§ EXERCISE DIRECTIONS
Work through the following lines and count those that hold the word "Collective". Reply with that number only.

§ LISTED ENTRIES
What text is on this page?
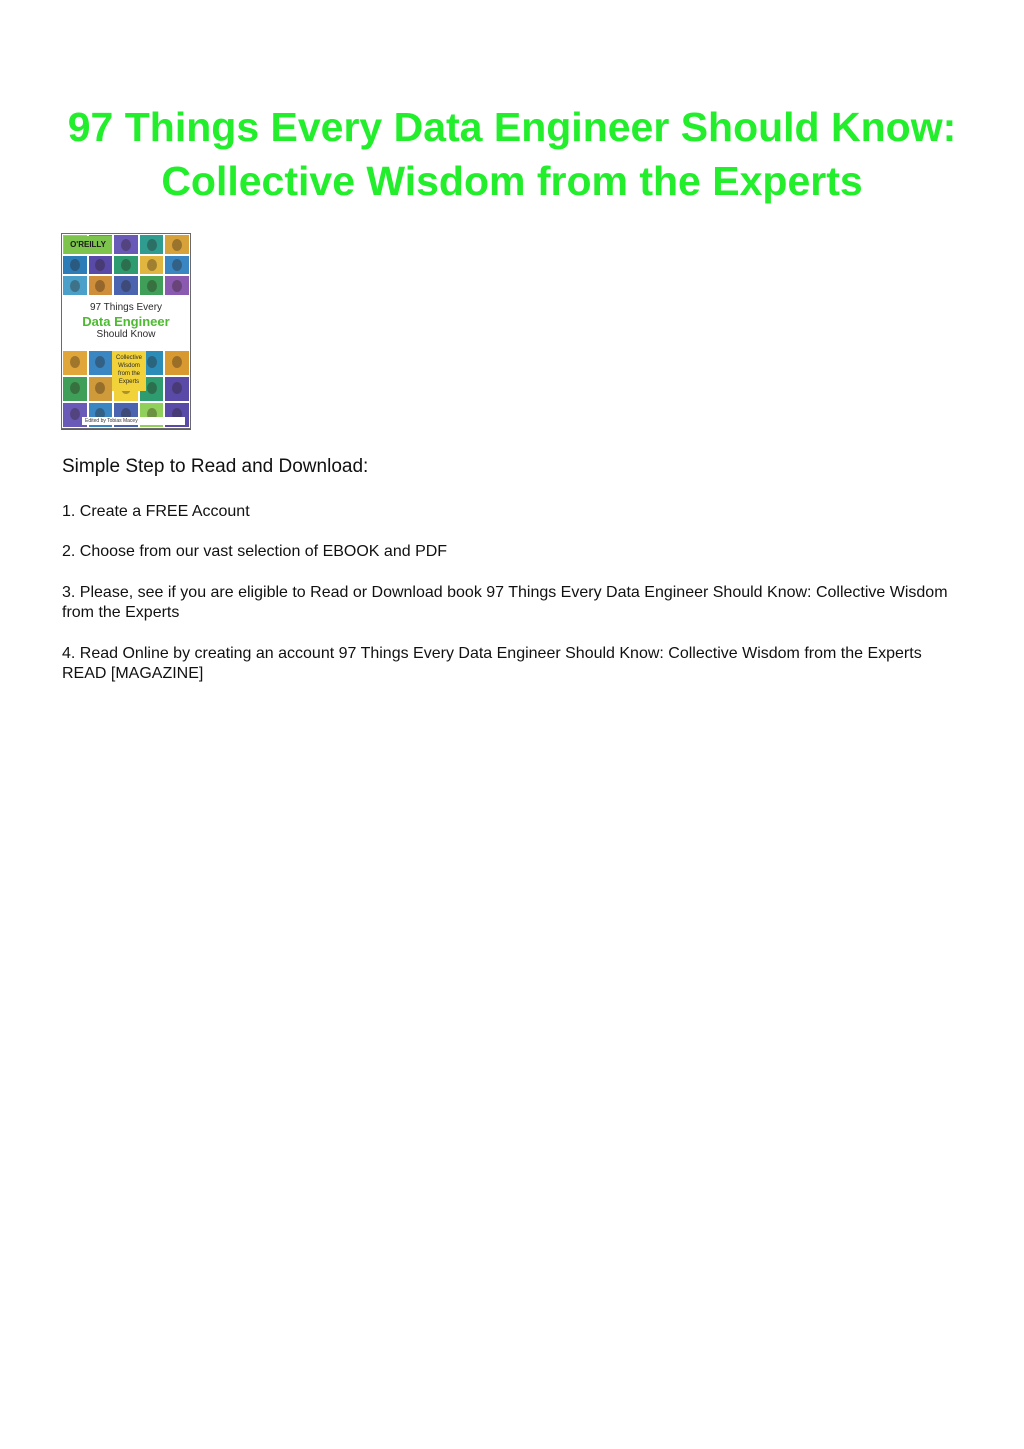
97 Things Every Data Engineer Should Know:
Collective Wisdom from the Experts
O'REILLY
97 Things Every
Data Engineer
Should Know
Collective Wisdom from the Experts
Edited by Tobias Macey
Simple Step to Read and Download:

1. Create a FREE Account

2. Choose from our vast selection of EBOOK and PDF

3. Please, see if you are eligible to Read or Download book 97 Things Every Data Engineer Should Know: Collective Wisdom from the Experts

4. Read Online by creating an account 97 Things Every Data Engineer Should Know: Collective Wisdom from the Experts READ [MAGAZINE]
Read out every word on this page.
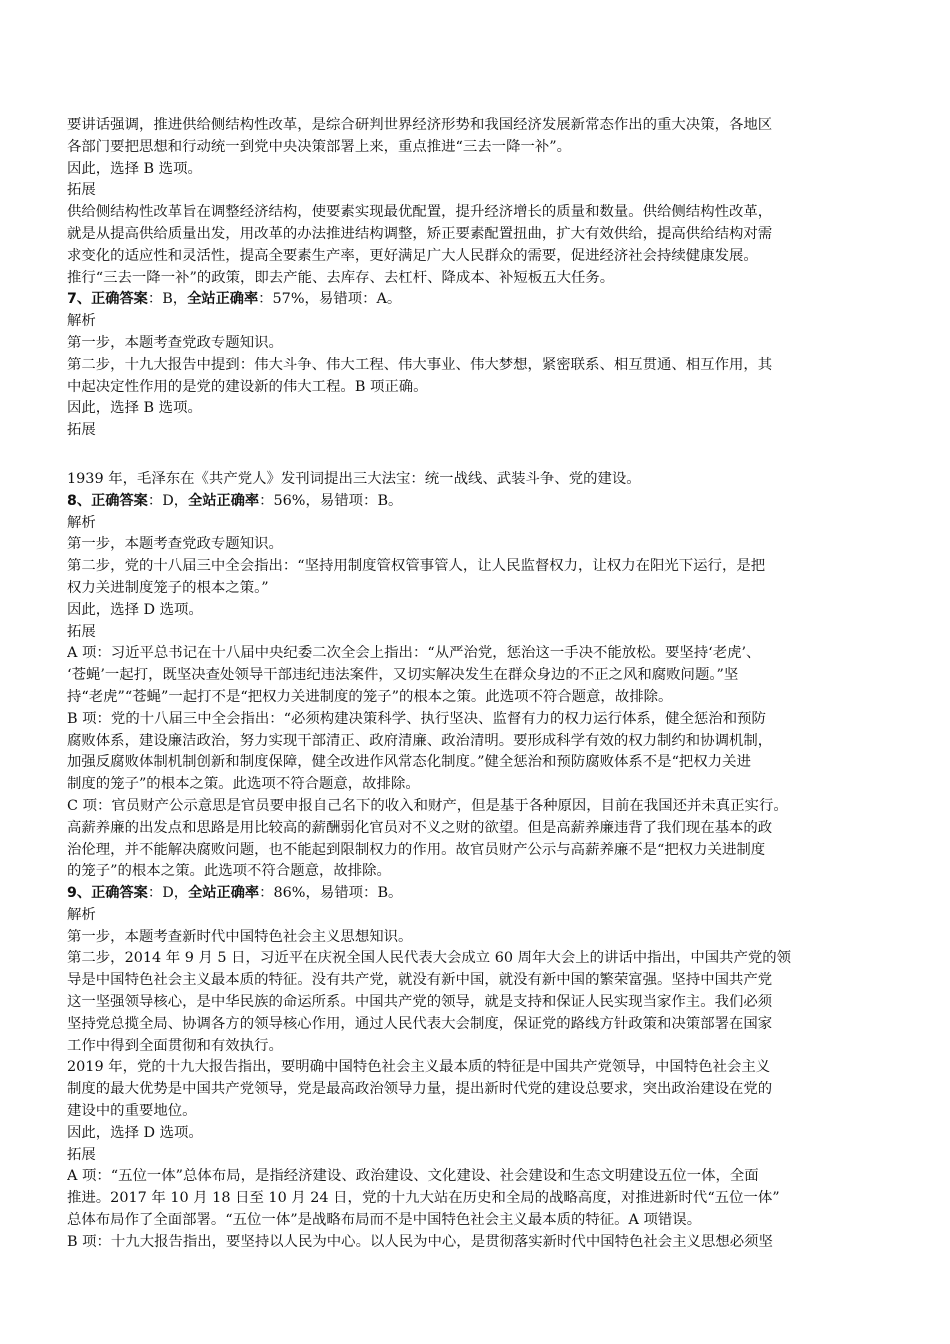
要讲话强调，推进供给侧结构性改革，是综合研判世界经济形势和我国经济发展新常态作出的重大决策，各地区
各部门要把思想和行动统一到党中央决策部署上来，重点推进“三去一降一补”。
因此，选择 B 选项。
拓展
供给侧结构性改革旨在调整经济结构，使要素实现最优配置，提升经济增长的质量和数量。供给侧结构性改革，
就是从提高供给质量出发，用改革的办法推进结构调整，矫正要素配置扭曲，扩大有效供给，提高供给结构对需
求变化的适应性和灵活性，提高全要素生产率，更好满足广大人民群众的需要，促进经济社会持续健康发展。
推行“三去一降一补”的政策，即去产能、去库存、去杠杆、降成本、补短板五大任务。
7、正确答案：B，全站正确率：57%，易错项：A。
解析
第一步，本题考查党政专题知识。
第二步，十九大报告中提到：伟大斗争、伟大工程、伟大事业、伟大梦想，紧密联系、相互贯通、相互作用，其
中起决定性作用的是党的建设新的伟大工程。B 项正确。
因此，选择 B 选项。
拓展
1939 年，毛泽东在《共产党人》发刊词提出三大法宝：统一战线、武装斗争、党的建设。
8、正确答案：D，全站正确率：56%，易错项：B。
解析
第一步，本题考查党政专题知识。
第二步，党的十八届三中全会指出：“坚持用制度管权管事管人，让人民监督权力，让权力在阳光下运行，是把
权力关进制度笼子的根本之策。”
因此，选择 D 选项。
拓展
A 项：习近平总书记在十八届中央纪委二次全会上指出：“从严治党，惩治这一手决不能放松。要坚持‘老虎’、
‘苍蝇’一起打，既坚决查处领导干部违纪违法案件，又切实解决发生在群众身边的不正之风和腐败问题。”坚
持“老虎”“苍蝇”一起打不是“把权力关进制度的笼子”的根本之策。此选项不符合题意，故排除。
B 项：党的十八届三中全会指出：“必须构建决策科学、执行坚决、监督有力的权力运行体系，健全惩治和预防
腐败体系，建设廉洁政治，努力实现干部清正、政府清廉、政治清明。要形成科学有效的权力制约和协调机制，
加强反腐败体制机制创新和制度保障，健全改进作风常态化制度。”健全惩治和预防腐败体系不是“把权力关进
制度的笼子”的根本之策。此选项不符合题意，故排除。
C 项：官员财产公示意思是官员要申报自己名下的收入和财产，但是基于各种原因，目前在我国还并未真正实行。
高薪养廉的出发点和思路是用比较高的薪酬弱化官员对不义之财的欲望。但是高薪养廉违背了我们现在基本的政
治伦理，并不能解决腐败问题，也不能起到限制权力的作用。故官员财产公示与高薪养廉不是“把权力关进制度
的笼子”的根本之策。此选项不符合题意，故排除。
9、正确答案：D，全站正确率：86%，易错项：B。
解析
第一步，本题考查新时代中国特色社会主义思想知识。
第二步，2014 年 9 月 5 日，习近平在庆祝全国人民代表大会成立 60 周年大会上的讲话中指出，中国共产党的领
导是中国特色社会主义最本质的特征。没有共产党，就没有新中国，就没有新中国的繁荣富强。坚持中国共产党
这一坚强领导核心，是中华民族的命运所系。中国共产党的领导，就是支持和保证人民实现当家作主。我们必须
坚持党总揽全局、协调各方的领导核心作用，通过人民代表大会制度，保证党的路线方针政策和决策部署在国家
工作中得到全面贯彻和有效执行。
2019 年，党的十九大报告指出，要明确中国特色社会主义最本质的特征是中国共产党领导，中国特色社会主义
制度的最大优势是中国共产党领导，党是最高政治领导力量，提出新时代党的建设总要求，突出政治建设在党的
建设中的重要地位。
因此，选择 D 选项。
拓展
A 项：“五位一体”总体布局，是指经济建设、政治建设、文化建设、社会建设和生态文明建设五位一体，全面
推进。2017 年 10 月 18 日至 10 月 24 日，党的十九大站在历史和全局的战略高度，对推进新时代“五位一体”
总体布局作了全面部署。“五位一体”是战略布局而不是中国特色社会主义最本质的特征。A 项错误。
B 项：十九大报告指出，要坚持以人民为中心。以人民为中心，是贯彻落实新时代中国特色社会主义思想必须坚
--
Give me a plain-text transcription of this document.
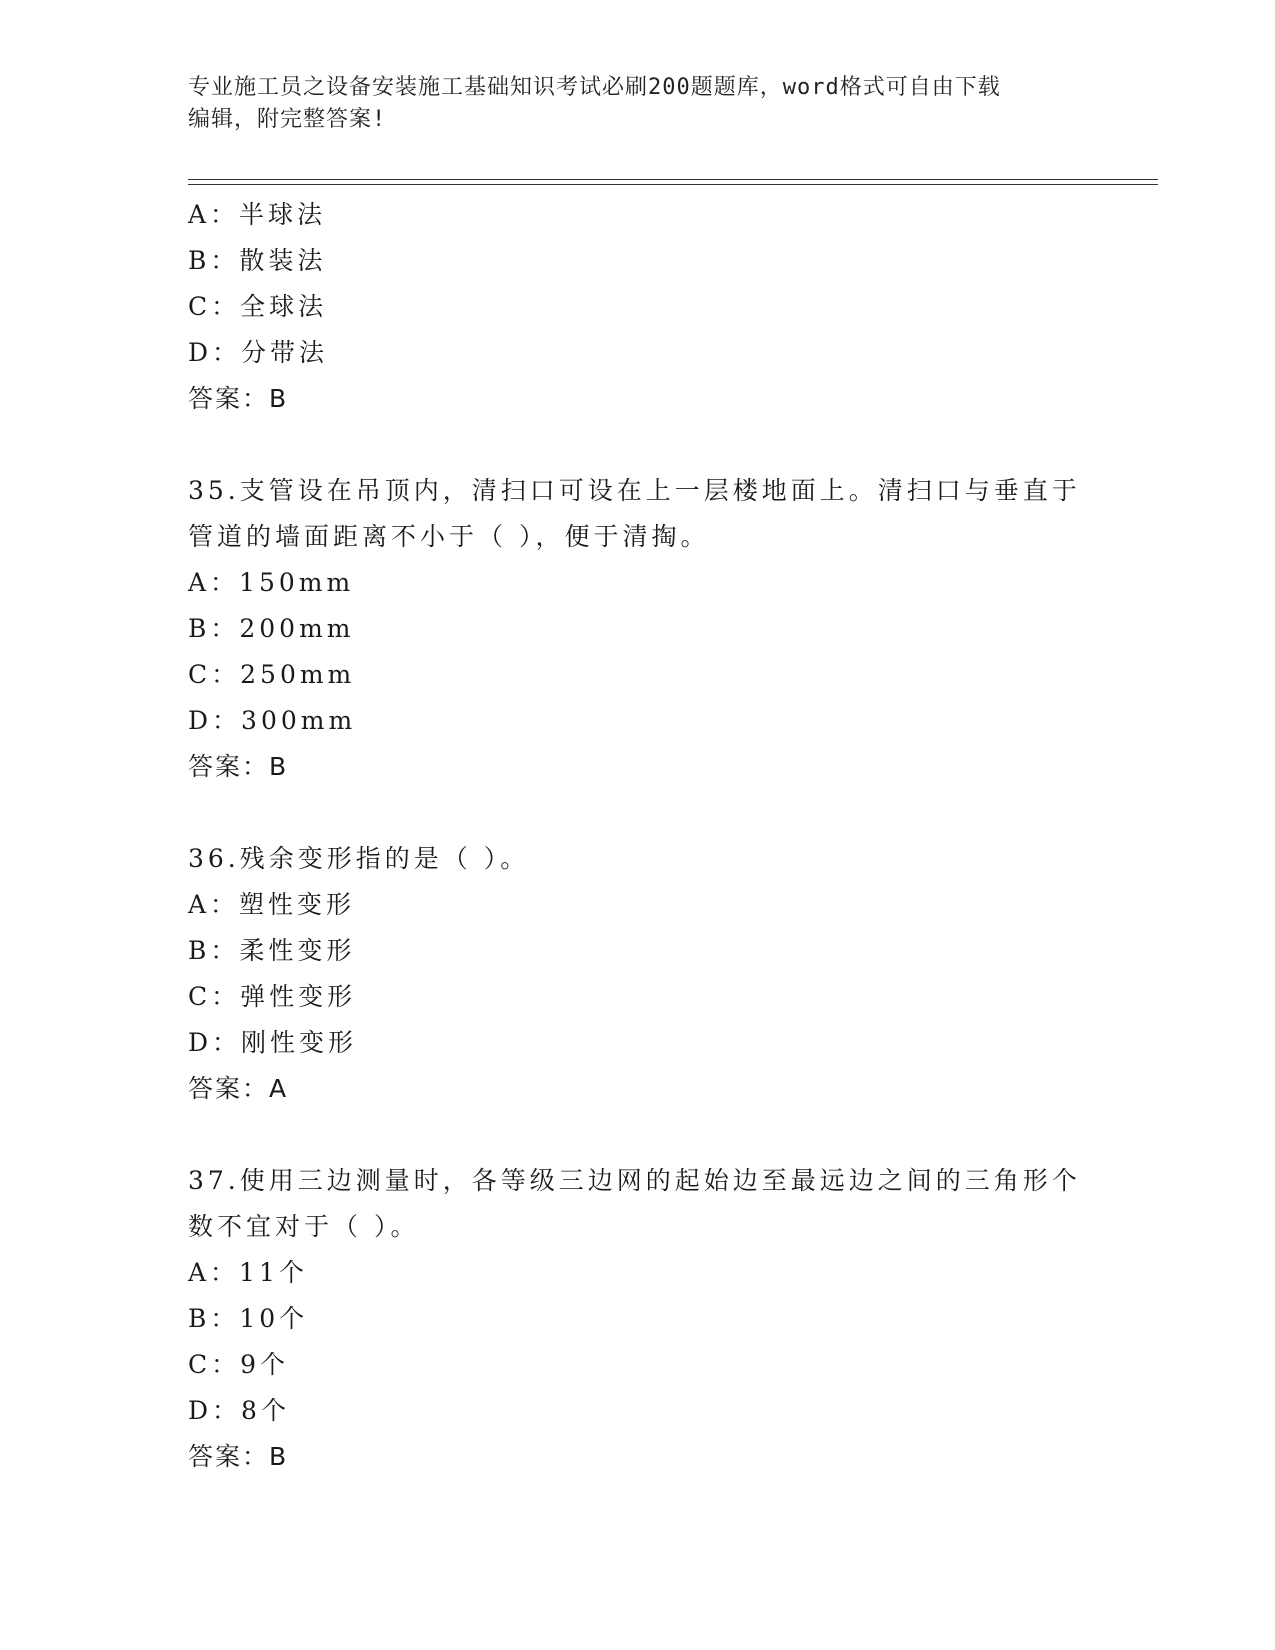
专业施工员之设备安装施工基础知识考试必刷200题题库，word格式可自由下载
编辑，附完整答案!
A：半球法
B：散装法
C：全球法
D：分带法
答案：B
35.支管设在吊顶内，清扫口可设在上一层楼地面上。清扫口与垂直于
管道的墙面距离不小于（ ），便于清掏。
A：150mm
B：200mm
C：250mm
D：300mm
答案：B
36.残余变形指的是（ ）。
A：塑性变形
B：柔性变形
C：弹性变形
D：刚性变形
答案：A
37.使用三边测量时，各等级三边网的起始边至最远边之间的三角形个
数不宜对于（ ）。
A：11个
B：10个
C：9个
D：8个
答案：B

§ WORKED SOLUTION
4